§ **Aim of the exercise**
Every record below is to be retyped exactly.

── Data supplied

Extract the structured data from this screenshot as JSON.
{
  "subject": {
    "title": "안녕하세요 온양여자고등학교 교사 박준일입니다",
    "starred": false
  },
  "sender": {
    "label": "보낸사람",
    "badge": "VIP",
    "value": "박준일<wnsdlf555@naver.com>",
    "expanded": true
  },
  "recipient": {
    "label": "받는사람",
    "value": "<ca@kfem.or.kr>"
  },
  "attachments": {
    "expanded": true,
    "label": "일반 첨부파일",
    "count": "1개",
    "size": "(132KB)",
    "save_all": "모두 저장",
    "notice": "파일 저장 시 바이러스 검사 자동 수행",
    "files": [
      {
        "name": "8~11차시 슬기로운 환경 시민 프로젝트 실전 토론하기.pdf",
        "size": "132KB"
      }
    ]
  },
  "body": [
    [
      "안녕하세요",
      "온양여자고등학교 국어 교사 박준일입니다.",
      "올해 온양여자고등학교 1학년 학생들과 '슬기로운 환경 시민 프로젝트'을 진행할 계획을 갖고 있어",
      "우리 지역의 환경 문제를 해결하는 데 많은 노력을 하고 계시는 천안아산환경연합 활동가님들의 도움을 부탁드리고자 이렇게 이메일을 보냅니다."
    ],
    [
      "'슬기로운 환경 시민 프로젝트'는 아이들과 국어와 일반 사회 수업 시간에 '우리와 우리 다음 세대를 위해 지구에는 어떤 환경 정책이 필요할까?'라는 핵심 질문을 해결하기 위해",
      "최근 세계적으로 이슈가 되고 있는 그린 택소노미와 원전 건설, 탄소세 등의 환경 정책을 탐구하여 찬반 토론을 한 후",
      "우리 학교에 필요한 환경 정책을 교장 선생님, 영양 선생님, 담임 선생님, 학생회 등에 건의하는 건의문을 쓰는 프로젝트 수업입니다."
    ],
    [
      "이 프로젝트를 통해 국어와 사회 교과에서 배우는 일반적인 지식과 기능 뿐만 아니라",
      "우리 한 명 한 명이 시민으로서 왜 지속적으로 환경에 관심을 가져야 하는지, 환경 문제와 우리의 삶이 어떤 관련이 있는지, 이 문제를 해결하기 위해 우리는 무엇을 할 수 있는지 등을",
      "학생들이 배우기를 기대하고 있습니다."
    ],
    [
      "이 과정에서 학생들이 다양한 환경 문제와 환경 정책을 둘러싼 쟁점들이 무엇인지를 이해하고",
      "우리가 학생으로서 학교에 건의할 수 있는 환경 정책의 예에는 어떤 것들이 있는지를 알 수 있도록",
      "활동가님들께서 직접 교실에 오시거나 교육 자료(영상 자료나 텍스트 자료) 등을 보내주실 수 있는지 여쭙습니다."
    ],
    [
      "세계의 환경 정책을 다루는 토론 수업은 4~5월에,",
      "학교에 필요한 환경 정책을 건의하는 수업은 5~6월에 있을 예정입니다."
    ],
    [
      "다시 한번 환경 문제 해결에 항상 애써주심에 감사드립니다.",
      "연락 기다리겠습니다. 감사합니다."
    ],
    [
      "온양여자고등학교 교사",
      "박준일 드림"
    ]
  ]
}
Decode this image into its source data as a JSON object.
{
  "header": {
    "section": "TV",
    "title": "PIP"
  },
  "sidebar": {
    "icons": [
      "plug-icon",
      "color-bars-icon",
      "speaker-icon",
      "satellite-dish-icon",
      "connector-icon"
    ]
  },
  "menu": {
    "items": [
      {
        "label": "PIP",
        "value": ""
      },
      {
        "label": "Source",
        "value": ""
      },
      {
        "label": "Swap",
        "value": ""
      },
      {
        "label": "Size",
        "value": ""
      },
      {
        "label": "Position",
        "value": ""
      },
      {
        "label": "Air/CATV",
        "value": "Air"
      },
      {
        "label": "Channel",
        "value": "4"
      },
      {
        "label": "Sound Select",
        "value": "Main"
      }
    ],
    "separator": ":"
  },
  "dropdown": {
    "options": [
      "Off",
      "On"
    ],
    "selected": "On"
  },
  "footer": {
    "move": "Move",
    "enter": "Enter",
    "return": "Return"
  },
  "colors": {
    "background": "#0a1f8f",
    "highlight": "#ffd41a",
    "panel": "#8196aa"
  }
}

────

§ **The solution**
Extract the structured data from this screenshot as JSON.
{
  "subject": {
    "title": "안녕하세요 온양여자고등학교 교사 박준일입니다",
    "starred": false
  },
  "sender": {
    "label": "보낸사람",
    "badge": "VIP",
    "value": "박준일<wnsdlf555@naver.com>",
    "expanded": true
  },
  "recipient": {
    "label": "받는사람",
    "value": "<ca@kfem.or.kr>"
  },
  "attachments": {
    "expanded": true,
    "label": "일반 첨부파일",
    "count": "1개",
    "size": "(132KB)",
    "save_all": "모두 저장",
    "notice": "파일 저장 시 바이러스 검사 자동 수행",
    "files": [
      {
        "name": "8~11차시 슬기로운 환경 시민 프로젝트 실전 토론하기.pdf",
        "size": "132KB"
      }
    ]
  },
  "body": [
    [
      "안녕하세요",
      "온양여자고등학교 국어 교사 박준일입니다.",
      "올해 온양여자고등학교 1학년 학생들과 '슬기로운 환경 시민 프로젝트'을 진행할 계획을 갖고 있어",
      "우리 지역의 환경 문제를 해결하는 데 많은 노력을 하고 계시는 천안아산환경연합 활동가님들의 도움을 부탁드리고자 이렇게 이메일을 보냅니다."
    ],
    [
      "'슬기로운 환경 시민 프로젝트'는 아이들과 국어와 일반 사회 수업 시간에 '우리와 우리 다음 세대를 위해 지구에는 어떤 환경 정책이 필요할까?'라는 핵심 질문을 해결하기 위해",
      "최근 세계적으로 이슈가 되고 있는 그린 택소노미와 원전 건설, 탄소세 등의 환경 정책을 탐구하여 찬반 토론을 한 후",
      "우리 학교에 필요한 환경 정책을 교장 선생님, 영양 선생님, 담임 선생님, 학생회 등에 건의하는 건의문을 쓰는 프로젝트 수업입니다."
    ],
    [
      "이 프로젝트를 통해 국어와 사회 교과에서 배우는 일반적인 지식과 기능 뿐만 아니라",
      "우리 한 명 한 명이 시민으로서 왜 지속적으로 환경에 관심을 가져야 하는지, 환경 문제와 우리의 삶이 어떤 관련이 있는지, 이 문제를 해결하기 위해 우리는 무엇을 할 수 있는지 등을",
      "학생들이 배우기를 기대하고 있습니다."
    ],
    [
      "이 과정에서 학생들이 다양한 환경 문제와 환경 정책을 둘러싼 쟁점들이 무엇인지를 이해하고",
      "우리가 학생으로서 학교에 건의할 수 있는 환경 정책의 예에는 어떤 것들이 있는지를 알 수 있도록",
      "활동가님들께서 직접 교실에 오시거나 교육 자료(영상 자료나 텍스트 자료) 등을 보내주실 수 있는지 여쭙습니다."
    ],
    [
      "세계의 환경 정책을 다루는 토론 수업은 4~5월에,",
      "학교에 필요한 환경 정책을 건의하는 수업은 5~6월에 있을 예정입니다."
    ],
    [
      "다시 한번 환경 문제 해결에 항상 애써주심에 감사드립니다.",
      "연락 기다리겠습니다. 감사합니다."
    ],
    [
      "온양여자고등학교 교사",
      "박준일 드림"
    ]
  ]
}
Decode this image into its source data as a JSON object.
{
  "header": {
    "section": "TV",
    "title": "PIP"
  },
  "sidebar": {
    "icons": [
      "plug-icon",
      "color-bars-icon",
      "speaker-icon",
      "satellite-dish-icon",
      "connector-icon"
    ]
  },
  "menu": {
    "items": [
      {
        "label": "PIP",
        "value": ""
      },
      {
        "label": "Source",
        "value": ""
      },
      {
        "label": "Swap",
        "value": ""
      },
      {
        "label": "Size",
        "value": ""
      },
      {
        "label": "Position",
        "value": ""
      },
      {
        "label": "Air/CATV",
        "value": "Air"
      },
      {
        "label": "Channel",
        "value": "4"
      },
      {
        "label": "Sound Select",
        "value": "Main"
      }
    ],
    "separator": ":"
  },
  "dropdown": {
    "options": [
      "Off",
      "On"
    ],
    "selected": "On"
  },
  "footer": {
    "move": "Move",
    "enter": "Enter",
    "return": "Return"
  },
  "colors": {
    "background": "#0a1f8f",
    "highlight": "#ffd41a",
    "panel": "#8196aa"
  }
}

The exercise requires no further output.